>>>>

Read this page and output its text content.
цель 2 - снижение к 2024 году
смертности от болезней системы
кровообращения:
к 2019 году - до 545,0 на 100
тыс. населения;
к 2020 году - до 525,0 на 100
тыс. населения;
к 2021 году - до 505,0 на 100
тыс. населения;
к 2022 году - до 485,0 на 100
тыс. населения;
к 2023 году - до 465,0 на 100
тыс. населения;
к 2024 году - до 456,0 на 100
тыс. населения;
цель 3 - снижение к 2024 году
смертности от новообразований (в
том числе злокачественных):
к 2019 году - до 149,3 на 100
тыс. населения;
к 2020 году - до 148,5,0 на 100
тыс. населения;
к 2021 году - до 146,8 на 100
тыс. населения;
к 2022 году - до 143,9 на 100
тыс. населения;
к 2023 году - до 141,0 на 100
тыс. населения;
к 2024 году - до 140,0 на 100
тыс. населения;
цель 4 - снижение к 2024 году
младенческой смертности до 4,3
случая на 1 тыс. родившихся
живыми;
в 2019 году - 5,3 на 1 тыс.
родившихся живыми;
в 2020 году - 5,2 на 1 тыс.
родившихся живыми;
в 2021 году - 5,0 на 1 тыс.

<<<<

TO DO: All of the material above needs to be retyped word for word.

RESULT FOR THIS TASK:
Read this page and output its text content.
цель 2 - снижение к 2024 году
смертности от болезней системы
кровообращения:
к 2019 году - до 545,0 на 100
тыс. населения;
к 2020 году - до 525,0 на 100
тыс. населения;
к 2021 году - до 505,0 на 100
тыс. населения;
к 2022 году - до 485,0 на 100
тыс. населения;
к 2023 году - до 465,0 на 100
тыс. населения;
к 2024 году - до 456,0 на 100
тыс. населения;
цель 3 - снижение к 2024 году
смертности от новообразований (в
том числе злокачественных):
к 2019 году - до 149,3 на 100
тыс. населения;
к 2020 году - до 148,5,0 на 100
тыс. населения;
к 2021 году - до 146,8 на 100
тыс. населения;
к 2022 году - до 143,9 на 100
тыс. населения;
к 2023 году - до 141,0 на 100
тыс. населения;
к 2024 году - до 140,0 на 100
тыс. населения;
цель 4 - снижение к 2024 году
младенческой смертности до 4,3
случая на 1 тыс. родившихся
живыми;
в 2019 году - 5,3 на 1 тыс.
родившихся живыми;
в 2020 году - 5,2 на 1 тыс.
родившихся живыми;
в 2021 году - 5,0 на 1 тыс.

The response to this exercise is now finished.